Written problem
Find each line with the word "JSON" and state how many there are, nothing more.

Available records
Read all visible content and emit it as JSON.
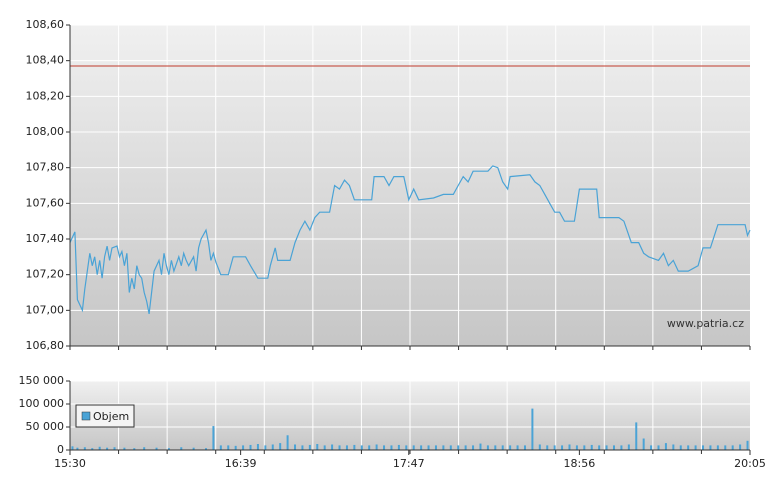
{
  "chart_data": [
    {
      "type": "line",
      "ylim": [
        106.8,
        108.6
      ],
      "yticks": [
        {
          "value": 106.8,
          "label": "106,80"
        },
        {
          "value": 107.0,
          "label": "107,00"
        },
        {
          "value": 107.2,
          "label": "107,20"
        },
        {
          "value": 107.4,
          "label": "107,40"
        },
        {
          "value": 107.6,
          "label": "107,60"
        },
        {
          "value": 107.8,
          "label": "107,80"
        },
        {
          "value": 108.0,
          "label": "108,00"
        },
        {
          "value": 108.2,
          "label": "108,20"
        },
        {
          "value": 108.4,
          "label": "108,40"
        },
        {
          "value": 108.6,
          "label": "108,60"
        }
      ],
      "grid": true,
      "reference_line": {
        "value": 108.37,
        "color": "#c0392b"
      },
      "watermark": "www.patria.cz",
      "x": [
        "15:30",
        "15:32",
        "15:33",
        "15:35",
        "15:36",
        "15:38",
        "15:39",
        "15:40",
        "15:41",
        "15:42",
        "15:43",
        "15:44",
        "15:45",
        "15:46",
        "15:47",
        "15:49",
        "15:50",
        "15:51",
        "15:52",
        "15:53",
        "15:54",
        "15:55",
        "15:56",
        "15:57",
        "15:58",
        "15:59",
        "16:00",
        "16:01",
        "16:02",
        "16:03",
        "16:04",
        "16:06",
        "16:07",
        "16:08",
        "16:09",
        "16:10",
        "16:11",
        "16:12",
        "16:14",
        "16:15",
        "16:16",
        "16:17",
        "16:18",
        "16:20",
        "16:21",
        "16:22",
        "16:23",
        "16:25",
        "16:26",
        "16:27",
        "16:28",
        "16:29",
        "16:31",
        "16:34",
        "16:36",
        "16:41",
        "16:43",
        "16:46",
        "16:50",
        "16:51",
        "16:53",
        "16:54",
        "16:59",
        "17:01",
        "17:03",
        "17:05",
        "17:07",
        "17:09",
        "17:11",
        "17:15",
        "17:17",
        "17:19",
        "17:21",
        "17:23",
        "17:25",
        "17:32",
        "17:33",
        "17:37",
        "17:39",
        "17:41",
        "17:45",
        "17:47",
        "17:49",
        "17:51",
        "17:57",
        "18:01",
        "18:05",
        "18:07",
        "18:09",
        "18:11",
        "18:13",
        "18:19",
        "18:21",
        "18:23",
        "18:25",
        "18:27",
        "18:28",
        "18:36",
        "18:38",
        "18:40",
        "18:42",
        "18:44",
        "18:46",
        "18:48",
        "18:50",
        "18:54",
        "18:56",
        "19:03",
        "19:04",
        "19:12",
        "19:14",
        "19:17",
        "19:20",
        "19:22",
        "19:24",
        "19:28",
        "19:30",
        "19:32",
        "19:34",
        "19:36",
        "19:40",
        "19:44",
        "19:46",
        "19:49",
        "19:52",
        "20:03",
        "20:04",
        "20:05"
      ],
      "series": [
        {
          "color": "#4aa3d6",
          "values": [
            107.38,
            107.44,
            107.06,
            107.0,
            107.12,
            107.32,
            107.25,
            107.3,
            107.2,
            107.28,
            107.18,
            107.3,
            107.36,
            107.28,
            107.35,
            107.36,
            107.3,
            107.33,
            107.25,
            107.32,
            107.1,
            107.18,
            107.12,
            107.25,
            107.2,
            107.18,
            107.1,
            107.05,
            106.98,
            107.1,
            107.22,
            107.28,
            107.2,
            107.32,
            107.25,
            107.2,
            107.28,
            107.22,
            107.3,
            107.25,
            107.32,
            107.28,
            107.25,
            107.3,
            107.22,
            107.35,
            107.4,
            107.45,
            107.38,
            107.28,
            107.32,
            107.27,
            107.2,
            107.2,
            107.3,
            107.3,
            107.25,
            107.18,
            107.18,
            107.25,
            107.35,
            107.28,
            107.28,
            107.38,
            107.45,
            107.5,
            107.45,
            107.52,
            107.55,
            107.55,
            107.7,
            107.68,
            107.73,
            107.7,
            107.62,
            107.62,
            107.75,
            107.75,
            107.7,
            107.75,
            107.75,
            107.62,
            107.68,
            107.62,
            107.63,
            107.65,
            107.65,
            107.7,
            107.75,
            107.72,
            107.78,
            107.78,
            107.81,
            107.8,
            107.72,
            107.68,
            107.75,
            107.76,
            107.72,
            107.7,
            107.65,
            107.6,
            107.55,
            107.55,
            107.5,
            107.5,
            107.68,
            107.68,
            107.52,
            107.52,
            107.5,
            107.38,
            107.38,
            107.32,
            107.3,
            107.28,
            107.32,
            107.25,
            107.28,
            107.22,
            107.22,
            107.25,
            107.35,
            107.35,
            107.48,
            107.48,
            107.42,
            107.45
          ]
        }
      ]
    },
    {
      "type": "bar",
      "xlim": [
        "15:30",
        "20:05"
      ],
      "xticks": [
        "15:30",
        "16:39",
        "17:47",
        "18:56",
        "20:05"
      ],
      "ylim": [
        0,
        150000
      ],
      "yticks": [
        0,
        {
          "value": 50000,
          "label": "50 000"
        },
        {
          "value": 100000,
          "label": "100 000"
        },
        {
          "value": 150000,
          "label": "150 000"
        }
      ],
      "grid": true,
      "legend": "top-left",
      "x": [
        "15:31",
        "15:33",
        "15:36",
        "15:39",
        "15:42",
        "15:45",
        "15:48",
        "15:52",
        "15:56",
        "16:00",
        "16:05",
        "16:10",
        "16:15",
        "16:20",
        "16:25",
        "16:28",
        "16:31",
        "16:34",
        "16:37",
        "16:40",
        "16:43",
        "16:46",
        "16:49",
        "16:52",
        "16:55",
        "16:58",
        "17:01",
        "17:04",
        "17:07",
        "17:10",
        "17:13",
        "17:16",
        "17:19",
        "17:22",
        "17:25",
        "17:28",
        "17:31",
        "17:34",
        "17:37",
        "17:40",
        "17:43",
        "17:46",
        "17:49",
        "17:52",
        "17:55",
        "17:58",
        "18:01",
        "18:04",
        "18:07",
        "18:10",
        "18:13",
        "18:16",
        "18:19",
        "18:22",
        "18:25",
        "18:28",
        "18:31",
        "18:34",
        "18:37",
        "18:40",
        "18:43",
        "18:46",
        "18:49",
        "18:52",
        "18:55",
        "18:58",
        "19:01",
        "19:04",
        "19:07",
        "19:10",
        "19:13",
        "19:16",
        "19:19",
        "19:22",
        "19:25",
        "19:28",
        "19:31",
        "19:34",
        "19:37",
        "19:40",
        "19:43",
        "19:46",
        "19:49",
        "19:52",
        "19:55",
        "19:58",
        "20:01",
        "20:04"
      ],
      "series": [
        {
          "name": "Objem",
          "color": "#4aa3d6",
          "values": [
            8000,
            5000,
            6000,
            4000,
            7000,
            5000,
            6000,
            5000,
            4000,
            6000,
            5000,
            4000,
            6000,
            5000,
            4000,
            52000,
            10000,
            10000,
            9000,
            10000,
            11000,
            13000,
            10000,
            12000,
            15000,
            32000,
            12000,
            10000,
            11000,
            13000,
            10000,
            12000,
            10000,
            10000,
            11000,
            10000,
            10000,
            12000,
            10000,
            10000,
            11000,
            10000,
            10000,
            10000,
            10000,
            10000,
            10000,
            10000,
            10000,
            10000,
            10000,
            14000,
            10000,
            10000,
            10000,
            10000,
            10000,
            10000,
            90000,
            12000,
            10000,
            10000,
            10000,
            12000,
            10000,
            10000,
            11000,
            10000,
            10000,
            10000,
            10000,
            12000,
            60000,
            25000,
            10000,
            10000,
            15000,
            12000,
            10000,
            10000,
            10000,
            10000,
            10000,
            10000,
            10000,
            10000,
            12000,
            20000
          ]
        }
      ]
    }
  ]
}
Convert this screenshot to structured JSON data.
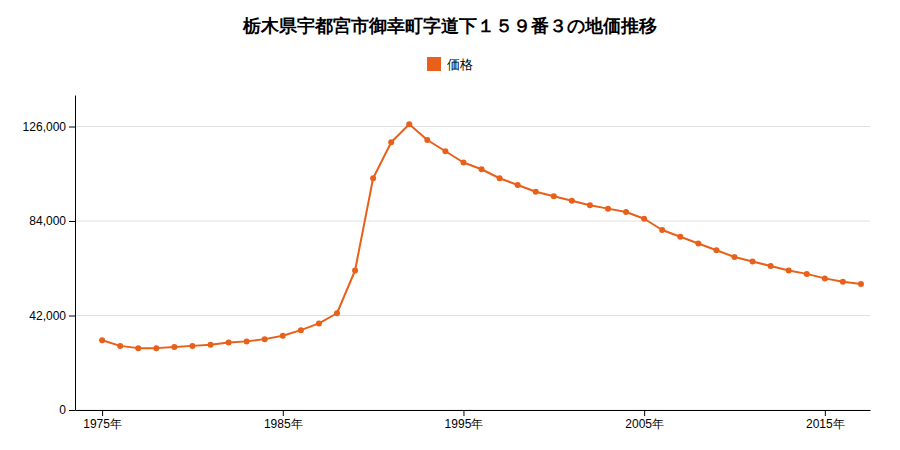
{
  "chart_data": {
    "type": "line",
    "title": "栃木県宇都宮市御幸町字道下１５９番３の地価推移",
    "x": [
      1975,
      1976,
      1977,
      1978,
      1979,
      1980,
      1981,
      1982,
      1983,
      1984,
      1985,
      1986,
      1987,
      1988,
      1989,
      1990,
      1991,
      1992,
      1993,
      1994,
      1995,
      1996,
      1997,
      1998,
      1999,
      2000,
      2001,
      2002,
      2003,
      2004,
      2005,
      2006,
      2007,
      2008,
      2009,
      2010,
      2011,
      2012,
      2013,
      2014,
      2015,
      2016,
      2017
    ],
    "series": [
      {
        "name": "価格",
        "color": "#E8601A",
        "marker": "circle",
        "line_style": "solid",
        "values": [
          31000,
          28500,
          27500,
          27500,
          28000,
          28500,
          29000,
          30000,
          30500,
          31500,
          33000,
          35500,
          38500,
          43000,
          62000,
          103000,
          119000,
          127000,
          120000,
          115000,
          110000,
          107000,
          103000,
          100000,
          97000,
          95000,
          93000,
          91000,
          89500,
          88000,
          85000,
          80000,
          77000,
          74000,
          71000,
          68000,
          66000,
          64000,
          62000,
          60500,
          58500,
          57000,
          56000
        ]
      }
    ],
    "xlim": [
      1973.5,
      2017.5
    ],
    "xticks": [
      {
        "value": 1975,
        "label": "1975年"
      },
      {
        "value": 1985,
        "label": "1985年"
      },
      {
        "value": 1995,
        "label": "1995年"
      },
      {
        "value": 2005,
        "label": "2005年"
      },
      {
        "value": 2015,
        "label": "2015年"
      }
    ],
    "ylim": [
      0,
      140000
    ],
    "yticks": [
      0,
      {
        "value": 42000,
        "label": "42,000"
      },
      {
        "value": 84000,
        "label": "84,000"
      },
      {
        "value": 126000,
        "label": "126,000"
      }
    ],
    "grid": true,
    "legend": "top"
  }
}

==

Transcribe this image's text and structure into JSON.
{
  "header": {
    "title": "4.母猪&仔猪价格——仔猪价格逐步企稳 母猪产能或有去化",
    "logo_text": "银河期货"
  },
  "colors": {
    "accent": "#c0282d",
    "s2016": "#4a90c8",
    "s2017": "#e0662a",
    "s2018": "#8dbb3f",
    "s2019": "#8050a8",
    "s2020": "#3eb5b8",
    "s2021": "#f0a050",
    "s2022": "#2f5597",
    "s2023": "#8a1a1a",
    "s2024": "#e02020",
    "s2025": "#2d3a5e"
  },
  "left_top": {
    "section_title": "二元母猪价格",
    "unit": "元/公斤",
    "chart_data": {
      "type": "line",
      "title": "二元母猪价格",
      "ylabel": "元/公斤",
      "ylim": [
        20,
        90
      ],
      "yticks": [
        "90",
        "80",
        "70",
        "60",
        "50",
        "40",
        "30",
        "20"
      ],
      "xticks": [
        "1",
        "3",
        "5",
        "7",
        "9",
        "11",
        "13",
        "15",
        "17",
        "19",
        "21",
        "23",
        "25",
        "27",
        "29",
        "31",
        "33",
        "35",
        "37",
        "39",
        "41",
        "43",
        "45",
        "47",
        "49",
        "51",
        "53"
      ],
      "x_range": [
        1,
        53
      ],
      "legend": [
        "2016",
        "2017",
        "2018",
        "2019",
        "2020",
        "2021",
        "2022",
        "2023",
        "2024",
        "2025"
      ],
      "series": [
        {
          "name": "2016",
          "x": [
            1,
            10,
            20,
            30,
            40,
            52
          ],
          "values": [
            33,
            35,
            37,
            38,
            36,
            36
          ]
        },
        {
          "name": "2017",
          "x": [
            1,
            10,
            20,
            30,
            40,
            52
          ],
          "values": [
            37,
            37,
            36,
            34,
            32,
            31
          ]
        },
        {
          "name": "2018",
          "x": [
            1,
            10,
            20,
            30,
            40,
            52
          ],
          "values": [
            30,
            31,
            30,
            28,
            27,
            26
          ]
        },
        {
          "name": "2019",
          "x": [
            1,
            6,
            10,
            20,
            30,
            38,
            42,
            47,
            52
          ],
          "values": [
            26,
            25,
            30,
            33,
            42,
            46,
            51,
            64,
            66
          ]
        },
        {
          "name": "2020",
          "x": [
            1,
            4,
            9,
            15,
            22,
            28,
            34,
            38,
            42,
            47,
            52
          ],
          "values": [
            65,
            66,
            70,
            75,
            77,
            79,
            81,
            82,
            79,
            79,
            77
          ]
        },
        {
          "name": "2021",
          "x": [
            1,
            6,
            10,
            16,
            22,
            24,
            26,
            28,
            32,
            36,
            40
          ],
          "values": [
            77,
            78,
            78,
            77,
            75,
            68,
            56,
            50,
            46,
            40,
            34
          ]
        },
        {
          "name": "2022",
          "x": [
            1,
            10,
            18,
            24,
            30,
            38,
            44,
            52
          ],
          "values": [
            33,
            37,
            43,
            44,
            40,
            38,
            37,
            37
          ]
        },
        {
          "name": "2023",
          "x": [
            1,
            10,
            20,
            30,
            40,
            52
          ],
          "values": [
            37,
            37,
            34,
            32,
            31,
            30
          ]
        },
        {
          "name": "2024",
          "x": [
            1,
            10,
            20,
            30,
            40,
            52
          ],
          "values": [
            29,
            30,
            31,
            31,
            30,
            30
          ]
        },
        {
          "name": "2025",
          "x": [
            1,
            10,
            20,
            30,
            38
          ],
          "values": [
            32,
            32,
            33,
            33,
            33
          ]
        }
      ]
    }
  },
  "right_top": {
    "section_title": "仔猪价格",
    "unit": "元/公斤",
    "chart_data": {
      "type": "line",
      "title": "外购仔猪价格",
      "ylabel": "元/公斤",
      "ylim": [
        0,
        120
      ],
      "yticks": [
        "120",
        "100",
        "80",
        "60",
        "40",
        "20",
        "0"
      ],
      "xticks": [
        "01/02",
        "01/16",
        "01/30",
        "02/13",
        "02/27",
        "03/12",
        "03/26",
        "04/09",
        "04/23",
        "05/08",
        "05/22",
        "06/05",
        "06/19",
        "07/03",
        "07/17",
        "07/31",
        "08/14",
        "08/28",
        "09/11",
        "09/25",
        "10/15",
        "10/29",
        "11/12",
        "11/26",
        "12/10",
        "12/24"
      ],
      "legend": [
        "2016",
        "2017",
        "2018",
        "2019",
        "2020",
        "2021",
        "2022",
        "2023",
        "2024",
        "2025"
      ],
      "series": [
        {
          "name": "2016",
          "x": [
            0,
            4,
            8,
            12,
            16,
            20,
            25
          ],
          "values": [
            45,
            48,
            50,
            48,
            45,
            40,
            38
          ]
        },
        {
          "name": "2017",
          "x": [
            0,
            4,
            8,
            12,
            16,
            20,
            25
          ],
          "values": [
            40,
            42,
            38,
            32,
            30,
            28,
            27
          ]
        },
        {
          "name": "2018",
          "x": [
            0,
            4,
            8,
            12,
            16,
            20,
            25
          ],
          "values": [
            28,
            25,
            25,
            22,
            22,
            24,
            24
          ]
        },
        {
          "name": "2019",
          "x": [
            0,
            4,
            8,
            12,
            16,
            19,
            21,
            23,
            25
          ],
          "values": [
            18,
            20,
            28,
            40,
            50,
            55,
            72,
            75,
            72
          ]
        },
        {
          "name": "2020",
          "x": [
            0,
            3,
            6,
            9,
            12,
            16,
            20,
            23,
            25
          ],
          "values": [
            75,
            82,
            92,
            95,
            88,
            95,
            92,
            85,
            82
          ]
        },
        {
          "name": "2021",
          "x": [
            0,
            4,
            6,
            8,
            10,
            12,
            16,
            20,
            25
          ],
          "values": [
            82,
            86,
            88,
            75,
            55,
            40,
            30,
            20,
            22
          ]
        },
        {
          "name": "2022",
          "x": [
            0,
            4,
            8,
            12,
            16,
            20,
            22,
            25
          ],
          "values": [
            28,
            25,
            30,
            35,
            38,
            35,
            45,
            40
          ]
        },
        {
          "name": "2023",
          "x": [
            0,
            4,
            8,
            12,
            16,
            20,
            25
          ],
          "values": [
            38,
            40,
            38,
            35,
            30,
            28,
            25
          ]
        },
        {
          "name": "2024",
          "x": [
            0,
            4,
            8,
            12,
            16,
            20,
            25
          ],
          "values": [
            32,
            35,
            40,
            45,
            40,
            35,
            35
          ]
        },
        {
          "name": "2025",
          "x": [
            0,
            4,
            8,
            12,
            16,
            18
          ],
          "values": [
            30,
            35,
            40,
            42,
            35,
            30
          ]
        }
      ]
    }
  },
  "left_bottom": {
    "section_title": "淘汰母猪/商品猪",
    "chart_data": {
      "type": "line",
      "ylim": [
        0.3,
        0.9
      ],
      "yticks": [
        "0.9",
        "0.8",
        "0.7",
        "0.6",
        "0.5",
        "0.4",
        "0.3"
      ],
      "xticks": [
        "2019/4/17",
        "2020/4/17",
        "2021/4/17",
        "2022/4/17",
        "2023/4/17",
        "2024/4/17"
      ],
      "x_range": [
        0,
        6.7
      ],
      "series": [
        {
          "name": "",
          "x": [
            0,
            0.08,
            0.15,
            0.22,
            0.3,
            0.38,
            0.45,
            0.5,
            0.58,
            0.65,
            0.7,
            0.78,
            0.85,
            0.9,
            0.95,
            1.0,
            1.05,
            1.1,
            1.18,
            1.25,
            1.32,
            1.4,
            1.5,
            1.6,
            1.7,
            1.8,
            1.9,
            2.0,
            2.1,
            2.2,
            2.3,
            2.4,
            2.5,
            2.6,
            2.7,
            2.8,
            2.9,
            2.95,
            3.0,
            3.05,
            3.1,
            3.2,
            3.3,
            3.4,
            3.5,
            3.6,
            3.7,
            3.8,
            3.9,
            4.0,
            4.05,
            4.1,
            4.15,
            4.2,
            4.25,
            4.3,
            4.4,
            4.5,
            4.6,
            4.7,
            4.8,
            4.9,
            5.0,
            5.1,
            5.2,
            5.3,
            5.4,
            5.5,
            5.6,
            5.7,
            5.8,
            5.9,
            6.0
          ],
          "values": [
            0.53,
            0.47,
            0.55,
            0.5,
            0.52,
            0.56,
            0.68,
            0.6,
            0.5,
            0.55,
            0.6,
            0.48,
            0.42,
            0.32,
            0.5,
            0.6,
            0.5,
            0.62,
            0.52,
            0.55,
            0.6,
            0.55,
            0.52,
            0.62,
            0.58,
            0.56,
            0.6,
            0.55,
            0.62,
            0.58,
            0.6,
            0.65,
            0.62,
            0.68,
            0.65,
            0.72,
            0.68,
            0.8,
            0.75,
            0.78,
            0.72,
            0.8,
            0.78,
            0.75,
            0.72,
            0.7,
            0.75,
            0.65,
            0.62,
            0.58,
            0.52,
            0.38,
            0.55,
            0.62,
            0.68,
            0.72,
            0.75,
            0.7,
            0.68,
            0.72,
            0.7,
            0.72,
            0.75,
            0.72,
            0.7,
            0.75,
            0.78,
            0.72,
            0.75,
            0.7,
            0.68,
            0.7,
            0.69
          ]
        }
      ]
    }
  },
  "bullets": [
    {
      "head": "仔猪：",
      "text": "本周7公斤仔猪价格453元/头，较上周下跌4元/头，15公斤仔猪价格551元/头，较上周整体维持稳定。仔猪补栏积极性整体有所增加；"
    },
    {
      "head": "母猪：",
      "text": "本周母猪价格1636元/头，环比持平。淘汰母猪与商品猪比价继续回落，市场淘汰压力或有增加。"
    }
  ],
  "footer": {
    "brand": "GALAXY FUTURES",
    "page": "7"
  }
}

Right answer
3